> **Directive**: Among the records below, find each line that includes the string "JSON" and copy it.
━━━━━ The input
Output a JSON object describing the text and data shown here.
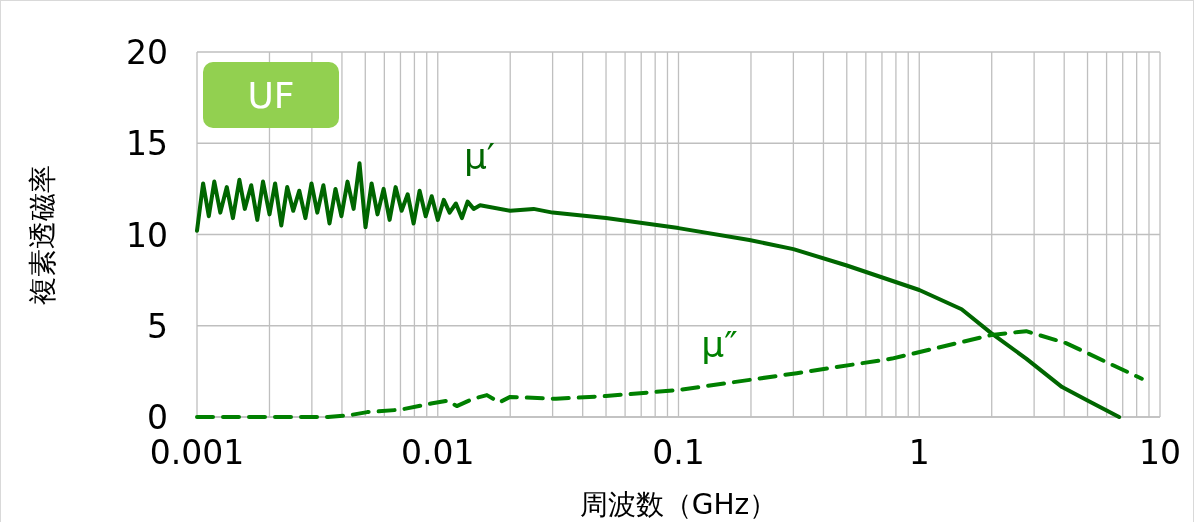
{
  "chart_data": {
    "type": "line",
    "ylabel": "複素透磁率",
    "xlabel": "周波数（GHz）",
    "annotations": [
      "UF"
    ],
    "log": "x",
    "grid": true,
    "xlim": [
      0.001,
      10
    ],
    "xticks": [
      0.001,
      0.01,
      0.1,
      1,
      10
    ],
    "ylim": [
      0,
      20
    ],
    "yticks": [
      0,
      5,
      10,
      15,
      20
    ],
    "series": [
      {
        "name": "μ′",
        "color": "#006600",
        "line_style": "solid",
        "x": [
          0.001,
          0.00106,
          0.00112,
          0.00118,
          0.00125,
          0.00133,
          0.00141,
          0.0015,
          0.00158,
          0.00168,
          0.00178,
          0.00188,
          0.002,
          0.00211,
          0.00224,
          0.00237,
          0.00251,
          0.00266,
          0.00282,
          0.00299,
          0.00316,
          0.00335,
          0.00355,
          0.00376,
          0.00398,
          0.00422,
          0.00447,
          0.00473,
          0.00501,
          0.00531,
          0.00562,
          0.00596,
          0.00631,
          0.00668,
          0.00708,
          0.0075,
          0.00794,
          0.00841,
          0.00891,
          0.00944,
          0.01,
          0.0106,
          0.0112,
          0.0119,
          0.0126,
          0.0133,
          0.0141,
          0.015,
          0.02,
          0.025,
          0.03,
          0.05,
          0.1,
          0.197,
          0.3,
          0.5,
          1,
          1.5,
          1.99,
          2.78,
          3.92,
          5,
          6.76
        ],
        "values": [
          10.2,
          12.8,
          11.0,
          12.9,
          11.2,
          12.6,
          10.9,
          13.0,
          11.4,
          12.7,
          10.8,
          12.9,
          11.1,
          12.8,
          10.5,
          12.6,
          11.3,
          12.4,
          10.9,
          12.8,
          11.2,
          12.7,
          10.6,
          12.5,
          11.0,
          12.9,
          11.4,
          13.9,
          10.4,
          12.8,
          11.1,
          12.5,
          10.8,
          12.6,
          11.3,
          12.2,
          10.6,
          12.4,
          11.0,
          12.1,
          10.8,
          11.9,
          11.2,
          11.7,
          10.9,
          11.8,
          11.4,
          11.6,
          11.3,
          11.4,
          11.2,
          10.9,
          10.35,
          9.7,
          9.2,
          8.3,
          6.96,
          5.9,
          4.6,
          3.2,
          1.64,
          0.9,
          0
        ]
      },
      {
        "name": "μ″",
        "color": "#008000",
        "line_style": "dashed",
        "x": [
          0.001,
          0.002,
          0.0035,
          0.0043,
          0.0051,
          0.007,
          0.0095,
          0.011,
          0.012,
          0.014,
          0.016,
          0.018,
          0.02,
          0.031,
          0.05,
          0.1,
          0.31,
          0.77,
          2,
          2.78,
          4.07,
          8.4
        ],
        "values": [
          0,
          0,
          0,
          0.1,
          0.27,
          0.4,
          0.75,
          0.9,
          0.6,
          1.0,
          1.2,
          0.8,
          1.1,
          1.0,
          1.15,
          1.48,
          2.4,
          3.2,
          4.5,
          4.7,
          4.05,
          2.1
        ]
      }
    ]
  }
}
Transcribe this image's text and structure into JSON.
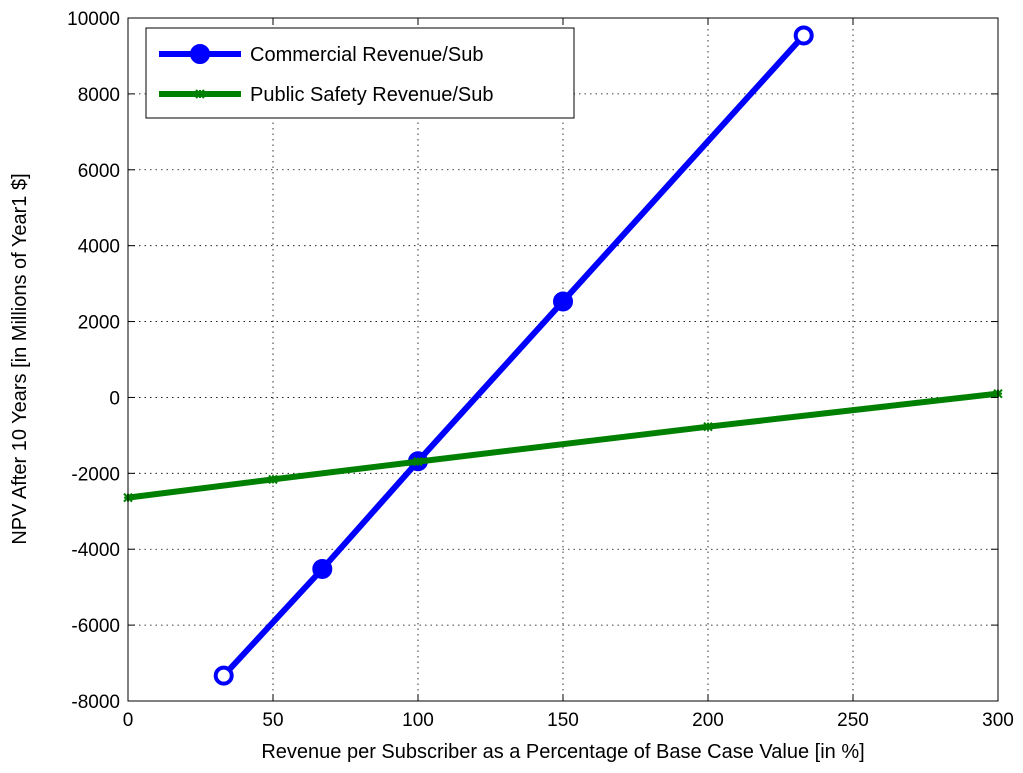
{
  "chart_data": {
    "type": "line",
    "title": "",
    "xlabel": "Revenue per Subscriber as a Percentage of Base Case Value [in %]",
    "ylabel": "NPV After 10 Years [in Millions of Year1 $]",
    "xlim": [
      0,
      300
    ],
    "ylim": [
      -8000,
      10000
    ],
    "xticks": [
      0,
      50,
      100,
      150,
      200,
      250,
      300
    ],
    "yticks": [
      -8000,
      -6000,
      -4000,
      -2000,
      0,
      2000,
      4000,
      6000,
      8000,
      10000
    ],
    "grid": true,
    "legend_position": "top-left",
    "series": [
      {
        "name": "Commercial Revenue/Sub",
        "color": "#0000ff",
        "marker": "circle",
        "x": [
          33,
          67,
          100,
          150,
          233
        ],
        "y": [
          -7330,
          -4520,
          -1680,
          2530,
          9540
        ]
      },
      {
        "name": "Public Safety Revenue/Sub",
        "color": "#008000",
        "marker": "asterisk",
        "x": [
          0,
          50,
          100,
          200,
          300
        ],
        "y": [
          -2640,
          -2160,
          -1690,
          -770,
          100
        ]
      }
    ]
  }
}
━━━━━━━━━━
━━━━━ The input
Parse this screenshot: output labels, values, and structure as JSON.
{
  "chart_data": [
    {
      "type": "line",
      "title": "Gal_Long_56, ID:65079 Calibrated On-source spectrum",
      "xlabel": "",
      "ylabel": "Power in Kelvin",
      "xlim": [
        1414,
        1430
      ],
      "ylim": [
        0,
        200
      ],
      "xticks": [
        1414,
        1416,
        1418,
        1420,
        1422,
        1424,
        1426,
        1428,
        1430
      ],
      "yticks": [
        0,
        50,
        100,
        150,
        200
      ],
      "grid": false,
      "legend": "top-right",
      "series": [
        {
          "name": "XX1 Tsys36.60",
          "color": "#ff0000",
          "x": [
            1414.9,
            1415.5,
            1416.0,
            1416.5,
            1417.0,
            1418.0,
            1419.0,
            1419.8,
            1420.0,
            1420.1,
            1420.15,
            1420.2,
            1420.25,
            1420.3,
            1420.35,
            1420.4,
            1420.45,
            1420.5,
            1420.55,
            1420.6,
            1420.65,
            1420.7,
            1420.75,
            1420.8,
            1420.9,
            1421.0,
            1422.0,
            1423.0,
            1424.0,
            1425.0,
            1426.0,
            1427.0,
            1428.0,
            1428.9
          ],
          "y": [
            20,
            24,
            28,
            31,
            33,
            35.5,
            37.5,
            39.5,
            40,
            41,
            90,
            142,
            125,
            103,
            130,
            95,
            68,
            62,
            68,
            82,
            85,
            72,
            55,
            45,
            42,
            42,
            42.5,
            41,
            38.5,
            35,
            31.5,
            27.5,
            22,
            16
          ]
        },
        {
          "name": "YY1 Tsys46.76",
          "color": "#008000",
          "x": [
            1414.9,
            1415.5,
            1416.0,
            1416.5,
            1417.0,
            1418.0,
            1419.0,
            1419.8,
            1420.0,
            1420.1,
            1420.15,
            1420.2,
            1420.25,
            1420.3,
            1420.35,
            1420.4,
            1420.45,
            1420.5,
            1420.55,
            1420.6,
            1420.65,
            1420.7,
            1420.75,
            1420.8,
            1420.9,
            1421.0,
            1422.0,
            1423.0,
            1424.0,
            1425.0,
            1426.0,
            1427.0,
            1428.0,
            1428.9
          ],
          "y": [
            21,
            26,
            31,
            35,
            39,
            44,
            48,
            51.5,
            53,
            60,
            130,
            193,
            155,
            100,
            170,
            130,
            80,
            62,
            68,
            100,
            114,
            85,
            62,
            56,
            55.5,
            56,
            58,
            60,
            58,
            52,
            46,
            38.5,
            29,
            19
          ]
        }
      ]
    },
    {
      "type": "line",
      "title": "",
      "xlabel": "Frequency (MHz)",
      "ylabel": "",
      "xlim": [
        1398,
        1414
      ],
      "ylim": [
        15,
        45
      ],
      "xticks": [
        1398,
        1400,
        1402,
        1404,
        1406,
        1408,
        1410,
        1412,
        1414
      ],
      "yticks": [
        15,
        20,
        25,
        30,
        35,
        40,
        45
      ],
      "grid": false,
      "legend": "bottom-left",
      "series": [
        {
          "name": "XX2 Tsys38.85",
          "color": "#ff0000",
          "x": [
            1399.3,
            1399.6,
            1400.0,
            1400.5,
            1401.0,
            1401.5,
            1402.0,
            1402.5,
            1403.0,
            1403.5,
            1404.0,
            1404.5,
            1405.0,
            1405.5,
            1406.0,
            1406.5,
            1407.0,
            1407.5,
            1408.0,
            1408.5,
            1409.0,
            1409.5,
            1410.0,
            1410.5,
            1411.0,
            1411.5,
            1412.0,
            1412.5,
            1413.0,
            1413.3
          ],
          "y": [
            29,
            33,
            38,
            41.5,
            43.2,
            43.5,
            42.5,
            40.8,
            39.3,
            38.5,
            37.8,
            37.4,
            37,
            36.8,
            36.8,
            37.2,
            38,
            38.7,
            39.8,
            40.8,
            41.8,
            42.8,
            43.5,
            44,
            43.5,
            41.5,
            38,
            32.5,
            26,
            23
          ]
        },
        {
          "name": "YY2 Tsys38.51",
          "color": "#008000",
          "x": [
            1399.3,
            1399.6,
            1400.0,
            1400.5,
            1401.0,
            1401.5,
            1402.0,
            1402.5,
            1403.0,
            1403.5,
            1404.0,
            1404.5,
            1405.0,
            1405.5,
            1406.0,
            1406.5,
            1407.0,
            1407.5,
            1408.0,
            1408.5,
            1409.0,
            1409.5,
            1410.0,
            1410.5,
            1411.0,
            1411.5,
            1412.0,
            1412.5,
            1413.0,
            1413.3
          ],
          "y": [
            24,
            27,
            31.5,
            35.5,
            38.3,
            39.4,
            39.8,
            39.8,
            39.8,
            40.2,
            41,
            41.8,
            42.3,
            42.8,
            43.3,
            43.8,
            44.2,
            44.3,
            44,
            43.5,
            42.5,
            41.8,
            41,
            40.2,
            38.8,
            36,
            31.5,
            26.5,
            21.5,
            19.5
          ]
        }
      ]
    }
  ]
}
━━━━━━━━━━
> **Answer to this exercise**:
Output a JSON object describing the text and data shown here.
Transcribe this image's text and structure into JSON.
Parse this screenshot: output labels, values, and structure as JSON.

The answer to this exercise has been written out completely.